>> Begin Selected extract

The Fourth Sunday of Advent



My bad. My opener in this week’s Constant Contact talked about the Annunciation. Well, that’s the Gospel on the fourth Sunday of Advent…but in year B and we are in year C. It’s actually the story just before today’s reading. So, as the saying goes, “right church, wrong pew.” Guess I need to relearn my “ABC.”


Now then about this passage. We find poor frightened Mary. Overwhelmed by her unexpected circumstance in life, she asks her parents if she might get some breathing room by leaving town for a bit to go visit her favorite cousin, Elizabeth. I wonder if Elizabeth was not more like a best friend, an older sister, to Mary. This text has become the basis for religious art that depicts what the church has called “the Visitation.”


Now Elizabeth was of far advanced age, a big risk involved for her unexpected pregnancy. Mary “set out and went with haste” to visit her who has been in seclusion for sixth months. To get to Elizabeth’s dwelling in the hill country, Mary had to travel some forty or fifty miles south through the Great Plain of Esdralon over the mountains of Samaria. That was quite a journey. And dangerous, probably on a donkey. Imagine how long that must have taken.


When she arrives in the uplands of Judah and beholds the very pregnant and gray-haired Elizabeth, she is caught off guard by Elizabeth’s announcement: “Blessed are you among women and blessed is the fruit of your womb.” There are numerous paintings which portray this meeting of Mary and her cousin in a warm, tender embrace, all titled “the Visitation.”

>> End Selected extract

### Exercise directions:
Reproduce word for word the part of the Advent reflection running from "Now then about" down to "must have taken.". The records that come next are separate material and have nothing to do with the Advent reflection.

>> Begin Stored records

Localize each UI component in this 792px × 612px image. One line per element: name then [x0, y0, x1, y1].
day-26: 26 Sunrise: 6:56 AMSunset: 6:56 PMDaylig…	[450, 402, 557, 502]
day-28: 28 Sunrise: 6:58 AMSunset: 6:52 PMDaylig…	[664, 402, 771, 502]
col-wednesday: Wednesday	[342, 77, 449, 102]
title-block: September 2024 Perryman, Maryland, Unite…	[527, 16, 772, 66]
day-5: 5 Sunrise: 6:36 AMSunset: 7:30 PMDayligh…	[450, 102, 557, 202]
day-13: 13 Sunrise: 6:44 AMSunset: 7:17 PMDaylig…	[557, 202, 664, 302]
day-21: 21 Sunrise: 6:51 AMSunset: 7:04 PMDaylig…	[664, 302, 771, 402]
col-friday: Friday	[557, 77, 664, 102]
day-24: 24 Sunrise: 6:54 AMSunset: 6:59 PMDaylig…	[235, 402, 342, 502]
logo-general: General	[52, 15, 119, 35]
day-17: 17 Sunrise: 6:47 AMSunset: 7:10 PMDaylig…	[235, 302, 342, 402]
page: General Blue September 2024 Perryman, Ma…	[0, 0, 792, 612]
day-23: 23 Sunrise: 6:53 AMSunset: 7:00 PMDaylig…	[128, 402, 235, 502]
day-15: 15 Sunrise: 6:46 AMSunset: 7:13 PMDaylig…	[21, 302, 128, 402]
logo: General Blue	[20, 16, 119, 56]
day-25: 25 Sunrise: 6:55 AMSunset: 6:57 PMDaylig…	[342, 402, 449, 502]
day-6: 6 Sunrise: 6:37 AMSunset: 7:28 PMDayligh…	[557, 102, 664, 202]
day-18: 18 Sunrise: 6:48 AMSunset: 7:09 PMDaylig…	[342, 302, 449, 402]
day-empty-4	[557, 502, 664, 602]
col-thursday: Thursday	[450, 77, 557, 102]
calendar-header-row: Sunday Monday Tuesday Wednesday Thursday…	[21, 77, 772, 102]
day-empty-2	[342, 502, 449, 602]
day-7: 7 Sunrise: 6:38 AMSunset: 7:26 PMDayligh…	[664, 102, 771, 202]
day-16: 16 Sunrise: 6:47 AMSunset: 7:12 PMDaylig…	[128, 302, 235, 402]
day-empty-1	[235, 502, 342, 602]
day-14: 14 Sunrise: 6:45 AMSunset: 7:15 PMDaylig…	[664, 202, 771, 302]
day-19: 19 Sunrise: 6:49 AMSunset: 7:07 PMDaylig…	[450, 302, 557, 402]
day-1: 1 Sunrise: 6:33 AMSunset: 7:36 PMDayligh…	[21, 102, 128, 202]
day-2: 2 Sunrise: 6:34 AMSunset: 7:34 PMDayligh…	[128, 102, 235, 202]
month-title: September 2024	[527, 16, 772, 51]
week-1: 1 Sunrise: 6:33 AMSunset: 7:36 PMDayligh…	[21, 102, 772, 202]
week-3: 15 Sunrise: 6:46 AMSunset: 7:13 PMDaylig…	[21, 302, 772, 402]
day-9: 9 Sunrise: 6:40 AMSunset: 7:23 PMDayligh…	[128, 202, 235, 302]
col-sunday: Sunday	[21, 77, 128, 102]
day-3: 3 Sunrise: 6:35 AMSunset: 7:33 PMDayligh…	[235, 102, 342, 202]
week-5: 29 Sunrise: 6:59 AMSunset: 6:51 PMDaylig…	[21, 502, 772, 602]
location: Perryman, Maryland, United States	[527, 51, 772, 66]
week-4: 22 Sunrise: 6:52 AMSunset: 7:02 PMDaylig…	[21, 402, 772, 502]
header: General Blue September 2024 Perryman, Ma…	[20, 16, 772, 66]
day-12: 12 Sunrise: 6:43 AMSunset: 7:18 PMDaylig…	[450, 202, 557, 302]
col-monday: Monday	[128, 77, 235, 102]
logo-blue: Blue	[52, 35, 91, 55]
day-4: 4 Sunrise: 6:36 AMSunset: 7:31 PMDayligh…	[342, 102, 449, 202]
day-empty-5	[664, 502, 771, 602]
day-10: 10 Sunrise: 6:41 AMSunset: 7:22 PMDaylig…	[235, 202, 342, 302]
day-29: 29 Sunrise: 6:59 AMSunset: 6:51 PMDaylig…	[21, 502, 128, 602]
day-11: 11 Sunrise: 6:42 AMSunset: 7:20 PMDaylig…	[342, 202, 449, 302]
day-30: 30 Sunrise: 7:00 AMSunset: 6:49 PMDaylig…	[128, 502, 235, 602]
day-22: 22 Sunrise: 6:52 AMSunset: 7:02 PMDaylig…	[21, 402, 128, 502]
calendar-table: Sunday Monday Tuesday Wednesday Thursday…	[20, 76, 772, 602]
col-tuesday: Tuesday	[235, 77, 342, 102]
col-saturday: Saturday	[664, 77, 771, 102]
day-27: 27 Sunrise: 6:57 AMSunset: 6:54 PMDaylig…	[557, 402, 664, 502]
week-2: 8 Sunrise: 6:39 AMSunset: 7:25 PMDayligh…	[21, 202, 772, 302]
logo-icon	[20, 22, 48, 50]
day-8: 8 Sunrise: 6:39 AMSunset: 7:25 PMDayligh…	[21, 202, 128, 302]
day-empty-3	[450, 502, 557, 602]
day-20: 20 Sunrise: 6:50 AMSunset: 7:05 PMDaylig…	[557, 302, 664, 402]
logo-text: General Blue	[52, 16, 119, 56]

>> End Stored records

### Final result:
Now then about this passage. We find poor frightened Mary. Overwhelmed by her unexpected circumstance in life, she asks her parents if she might get some breathing room by leaving town for a bit to go visit her favorite cousin, Elizabeth. I wonder if Elizabeth was not more like a best friend, an older sister, to Mary. This text has become the basis for religious art that depicts what the church has called “the Visitation.”


Now Elizabeth was of far advanced age, a big risk involved for her unexpected pregnancy. Mary “set out and went with haste” to visit her who has been in seclusion for sixth months. To get to Elizabeth’s dwelling in the hill country, Mary had to travel some forty or fifty miles south through the Great Plain of Esdralon over the mountains of Samaria. That was quite a journey. And dangerous, probably on a donkey. Imagine how long that must have taken.